__Written instruction__: Below are some records; return each one exactly.

__Records to use__:
----

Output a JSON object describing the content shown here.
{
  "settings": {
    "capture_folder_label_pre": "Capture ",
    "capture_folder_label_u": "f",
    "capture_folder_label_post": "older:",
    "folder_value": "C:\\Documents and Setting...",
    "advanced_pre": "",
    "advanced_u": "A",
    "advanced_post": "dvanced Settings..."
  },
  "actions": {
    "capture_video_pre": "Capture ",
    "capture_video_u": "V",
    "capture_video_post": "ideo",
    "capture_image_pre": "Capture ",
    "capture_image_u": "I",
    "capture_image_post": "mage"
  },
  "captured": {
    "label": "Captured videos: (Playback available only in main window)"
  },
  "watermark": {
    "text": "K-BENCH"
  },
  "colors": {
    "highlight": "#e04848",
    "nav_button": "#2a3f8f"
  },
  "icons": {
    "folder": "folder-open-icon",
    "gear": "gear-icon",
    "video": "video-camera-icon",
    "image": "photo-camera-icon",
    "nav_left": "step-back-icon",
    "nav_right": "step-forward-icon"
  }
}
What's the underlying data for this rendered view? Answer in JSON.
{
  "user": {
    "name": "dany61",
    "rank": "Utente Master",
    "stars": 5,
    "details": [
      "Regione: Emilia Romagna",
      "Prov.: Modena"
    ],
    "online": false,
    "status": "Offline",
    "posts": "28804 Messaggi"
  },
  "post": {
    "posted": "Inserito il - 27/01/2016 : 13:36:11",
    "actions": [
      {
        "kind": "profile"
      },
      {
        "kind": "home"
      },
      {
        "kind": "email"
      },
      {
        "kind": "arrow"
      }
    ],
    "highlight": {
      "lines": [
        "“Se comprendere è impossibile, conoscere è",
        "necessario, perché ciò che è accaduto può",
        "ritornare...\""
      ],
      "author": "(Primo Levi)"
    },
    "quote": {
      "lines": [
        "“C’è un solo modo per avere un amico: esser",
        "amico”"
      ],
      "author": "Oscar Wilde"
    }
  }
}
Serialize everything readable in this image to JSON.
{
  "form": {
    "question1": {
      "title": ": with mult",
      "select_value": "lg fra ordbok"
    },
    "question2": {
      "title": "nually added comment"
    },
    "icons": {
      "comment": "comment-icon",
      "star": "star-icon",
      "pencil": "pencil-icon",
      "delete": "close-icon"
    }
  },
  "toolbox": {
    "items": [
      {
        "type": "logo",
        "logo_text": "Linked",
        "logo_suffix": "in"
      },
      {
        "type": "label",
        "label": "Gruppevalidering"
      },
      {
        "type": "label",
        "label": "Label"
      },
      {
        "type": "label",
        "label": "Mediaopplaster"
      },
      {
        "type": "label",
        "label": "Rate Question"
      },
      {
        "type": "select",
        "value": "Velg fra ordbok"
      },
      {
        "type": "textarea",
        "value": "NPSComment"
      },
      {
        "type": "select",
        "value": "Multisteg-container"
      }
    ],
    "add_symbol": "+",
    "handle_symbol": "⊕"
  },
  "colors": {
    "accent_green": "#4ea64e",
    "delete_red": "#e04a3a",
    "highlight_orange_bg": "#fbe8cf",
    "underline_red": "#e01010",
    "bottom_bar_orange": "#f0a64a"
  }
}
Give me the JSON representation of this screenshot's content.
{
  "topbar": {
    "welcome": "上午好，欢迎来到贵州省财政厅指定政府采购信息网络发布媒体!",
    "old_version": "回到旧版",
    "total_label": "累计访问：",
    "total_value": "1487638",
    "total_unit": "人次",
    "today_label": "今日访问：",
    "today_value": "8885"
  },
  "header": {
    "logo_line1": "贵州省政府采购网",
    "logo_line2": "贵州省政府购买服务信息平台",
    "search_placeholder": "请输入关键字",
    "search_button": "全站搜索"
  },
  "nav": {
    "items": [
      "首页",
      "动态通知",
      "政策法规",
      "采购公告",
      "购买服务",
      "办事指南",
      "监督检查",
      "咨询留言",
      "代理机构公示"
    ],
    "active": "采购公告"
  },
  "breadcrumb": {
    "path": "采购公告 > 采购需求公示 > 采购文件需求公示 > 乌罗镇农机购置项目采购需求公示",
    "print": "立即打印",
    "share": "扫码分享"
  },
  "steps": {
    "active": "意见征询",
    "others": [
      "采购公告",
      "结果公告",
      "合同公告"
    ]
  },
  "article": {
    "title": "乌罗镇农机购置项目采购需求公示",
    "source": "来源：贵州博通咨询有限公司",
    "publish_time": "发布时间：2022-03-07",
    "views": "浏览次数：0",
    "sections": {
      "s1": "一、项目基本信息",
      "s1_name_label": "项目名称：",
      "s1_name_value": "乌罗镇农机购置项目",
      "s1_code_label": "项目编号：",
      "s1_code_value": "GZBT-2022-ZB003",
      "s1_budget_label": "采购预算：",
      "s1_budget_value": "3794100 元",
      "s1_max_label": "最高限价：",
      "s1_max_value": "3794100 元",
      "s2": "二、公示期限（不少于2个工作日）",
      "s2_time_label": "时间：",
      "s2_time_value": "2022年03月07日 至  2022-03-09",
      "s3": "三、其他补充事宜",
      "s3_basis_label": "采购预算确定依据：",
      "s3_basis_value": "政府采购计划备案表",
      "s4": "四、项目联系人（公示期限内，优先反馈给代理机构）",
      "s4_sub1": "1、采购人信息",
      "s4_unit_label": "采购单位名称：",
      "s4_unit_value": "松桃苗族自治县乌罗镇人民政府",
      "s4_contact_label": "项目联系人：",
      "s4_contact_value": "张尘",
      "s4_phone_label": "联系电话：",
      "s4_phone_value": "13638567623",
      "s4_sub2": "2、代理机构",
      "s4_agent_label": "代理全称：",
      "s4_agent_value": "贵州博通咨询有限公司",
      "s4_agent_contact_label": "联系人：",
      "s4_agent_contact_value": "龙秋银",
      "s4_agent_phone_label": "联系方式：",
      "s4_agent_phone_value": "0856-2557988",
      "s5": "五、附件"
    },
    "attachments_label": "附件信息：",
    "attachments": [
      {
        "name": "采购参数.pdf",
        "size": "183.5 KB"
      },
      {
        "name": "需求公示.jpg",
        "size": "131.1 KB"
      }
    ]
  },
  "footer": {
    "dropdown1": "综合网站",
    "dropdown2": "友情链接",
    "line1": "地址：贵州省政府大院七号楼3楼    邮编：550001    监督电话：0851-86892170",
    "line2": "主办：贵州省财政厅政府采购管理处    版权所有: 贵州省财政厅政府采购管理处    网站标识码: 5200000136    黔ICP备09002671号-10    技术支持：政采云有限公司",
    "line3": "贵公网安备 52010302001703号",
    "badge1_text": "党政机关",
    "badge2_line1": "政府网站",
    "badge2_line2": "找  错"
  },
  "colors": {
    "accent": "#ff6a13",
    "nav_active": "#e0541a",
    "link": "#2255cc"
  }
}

----

__Right answer__:
Output a JSON object describing the content shown here.
{
  "settings": {
    "capture_folder_label_pre": "Capture ",
    "capture_folder_label_u": "f",
    "capture_folder_label_post": "older:",
    "folder_value": "C:\\Documents and Setting...",
    "advanced_pre": "",
    "advanced_u": "A",
    "advanced_post": "dvanced Settings..."
  },
  "actions": {
    "capture_video_pre": "Capture ",
    "capture_video_u": "V",
    "capture_video_post": "ideo",
    "capture_image_pre": "Capture ",
    "capture_image_u": "I",
    "capture_image_post": "mage"
  },
  "captured": {
    "label": "Captured videos: (Playback available only in main window)"
  },
  "watermark": {
    "text": "K-BENCH"
  },
  "colors": {
    "highlight": "#e04848",
    "nav_button": "#2a3f8f"
  },
  "icons": {
    "folder": "folder-open-icon",
    "gear": "gear-icon",
    "video": "video-camera-icon",
    "image": "photo-camera-icon",
    "nav_left": "step-back-icon",
    "nav_right": "step-forward-icon"
  }
}
What's the underlying data for this rendered view? Answer in JSON.
{
  "user": {
    "name": "dany61",
    "rank": "Utente Master",
    "stars": 5,
    "details": [
      "Regione: Emilia Romagna",
      "Prov.: Modena"
    ],
    "online": false,
    "status": "Offline",
    "posts": "28804 Messaggi"
  },
  "post": {
    "posted": "Inserito il - 27/01/2016 : 13:36:11",
    "actions": [
      {
        "kind": "profile"
      },
      {
        "kind": "home"
      },
      {
        "kind": "email"
      },
      {
        "kind": "arrow"
      }
    ],
    "highlight": {
      "lines": [
        "“Se comprendere è impossibile, conoscere è",
        "necessario, perché ciò che è accaduto può",
        "ritornare...\""
      ],
      "author": "(Primo Levi)"
    },
    "quote": {
      "lines": [
        "“C’è un solo modo per avere un amico: esser",
        "amico”"
      ],
      "author": "Oscar Wilde"
    }
  }
}
Serialize everything readable in this image to JSON.
{
  "form": {
    "question1": {
      "title": ": with mult",
      "select_value": "lg fra ordbok"
    },
    "question2": {
      "title": "nually added comment"
    },
    "icons": {
      "comment": "comment-icon",
      "star": "star-icon",
      "pencil": "pencil-icon",
      "delete": "close-icon"
    }
  },
  "toolbox": {
    "items": [
      {
        "type": "logo",
        "logo_text": "Linked",
        "logo_suffix": "in"
      },
      {
        "type": "label",
        "label": "Gruppevalidering"
      },
      {
        "type": "label",
        "label": "Label"
      },
      {
        "type": "label",
        "label": "Mediaopplaster"
      },
      {
        "type": "label",
        "label": "Rate Question"
      },
      {
        "type": "select",
        "value": "Velg fra ordbok"
      },
      {
        "type": "textarea",
        "value": "NPSComment"
      },
      {
        "type": "select",
        "value": "Multisteg-container"
      }
    ],
    "add_symbol": "+",
    "handle_symbol": "⊕"
  },
  "colors": {
    "accent_green": "#4ea64e",
    "delete_red": "#e04a3a",
    "highlight_orange_bg": "#fbe8cf",
    "underline_red": "#e01010",
    "bottom_bar_orange": "#f0a64a"
  }
}
Give me the JSON representation of this screenshot's content.
{
  "topbar": {
    "welcome": "上午好，欢迎来到贵州省财政厅指定政府采购信息网络发布媒体!",
    "old_version": "回到旧版",
    "total_label": "累计访问：",
    "total_value": "1487638",
    "total_unit": "人次",
    "today_label": "今日访问：",
    "today_value": "8885"
  },
  "header": {
    "logo_line1": "贵州省政府采购网",
    "logo_line2": "贵州省政府购买服务信息平台",
    "search_placeholder": "请输入关键字",
    "search_button": "全站搜索"
  },
  "nav": {
    "items": [
      "首页",
      "动态通知",
      "政策法规",
      "采购公告",
      "购买服务",
      "办事指南",
      "监督检查",
      "咨询留言",
      "代理机构公示"
    ],
    "active": "采购公告"
  },
  "breadcrumb": {
    "path": "采购公告 > 采购需求公示 > 采购文件需求公示 > 乌罗镇农机购置项目采购需求公示",
    "print": "立即打印",
    "share": "扫码分享"
  },
  "steps": {
    "active": "意见征询",
    "others": [
      "采购公告",
      "结果公告",
      "合同公告"
    ]
  },
  "article": {
    "title": "乌罗镇农机购置项目采购需求公示",
    "source": "来源：贵州博通咨询有限公司",
    "publish_time": "发布时间：2022-03-07",
    "views": "浏览次数：0",
    "sections": {
      "s1": "一、项目基本信息",
      "s1_name_label": "项目名称：",
      "s1_name_value": "乌罗镇农机购置项目",
      "s1_code_label": "项目编号：",
      "s1_code_value": "GZBT-2022-ZB003",
      "s1_budget_label": "采购预算：",
      "s1_budget_value": "3794100 元",
      "s1_max_label": "最高限价：",
      "s1_max_value": "3794100 元",
      "s2": "二、公示期限（不少于2个工作日）",
      "s2_time_label": "时间：",
      "s2_time_value": "2022年03月07日 至  2022-03-09",
      "s3": "三、其他补充事宜",
      "s3_basis_label": "采购预算确定依据：",
      "s3_basis_value": "政府采购计划备案表",
      "s4": "四、项目联系人（公示期限内，优先反馈给代理机构）",
      "s4_sub1": "1、采购人信息",
      "s4_unit_label": "采购单位名称：",
      "s4_unit_value": "松桃苗族自治县乌罗镇人民政府",
      "s4_contact_label": "项目联系人：",
      "s4_contact_value": "张尘",
      "s4_phone_label": "联系电话：",
      "s4_phone_value": "13638567623",
      "s4_sub2": "2、代理机构",
      "s4_agent_label": "代理全称：",
      "s4_agent_value": "贵州博通咨询有限公司",
      "s4_agent_contact_label": "联系人：",
      "s4_agent_contact_value": "龙秋银",
      "s4_agent_phone_label": "联系方式：",
      "s4_agent_phone_value": "0856-2557988",
      "s5": "五、附件"
    },
    "attachments_label": "附件信息：",
    "attachments": [
      {
        "name": "采购参数.pdf",
        "size": "183.5 KB"
      },
      {
        "name": "需求公示.jpg",
        "size": "131.1 KB"
      }
    ]
  },
  "footer": {
    "dropdown1": "综合网站",
    "dropdown2": "友情链接",
    "line1": "地址：贵州省政府大院七号楼3楼    邮编：550001    监督电话：0851-86892170",
    "line2": "主办：贵州省财政厅政府采购管理处    版权所有: 贵州省财政厅政府采购管理处    网站标识码: 5200000136    黔ICP备09002671号-10    技术支持：政采云有限公司",
    "line3": "贵公网安备 52010302001703号",
    "badge1_text": "党政机关",
    "badge2_line1": "政府网站",
    "badge2_line2": "找  错"
  },
  "colors": {
    "accent": "#ff6a13",
    "nav_active": "#e0541a",
    "link": "#2255cc"
  }
}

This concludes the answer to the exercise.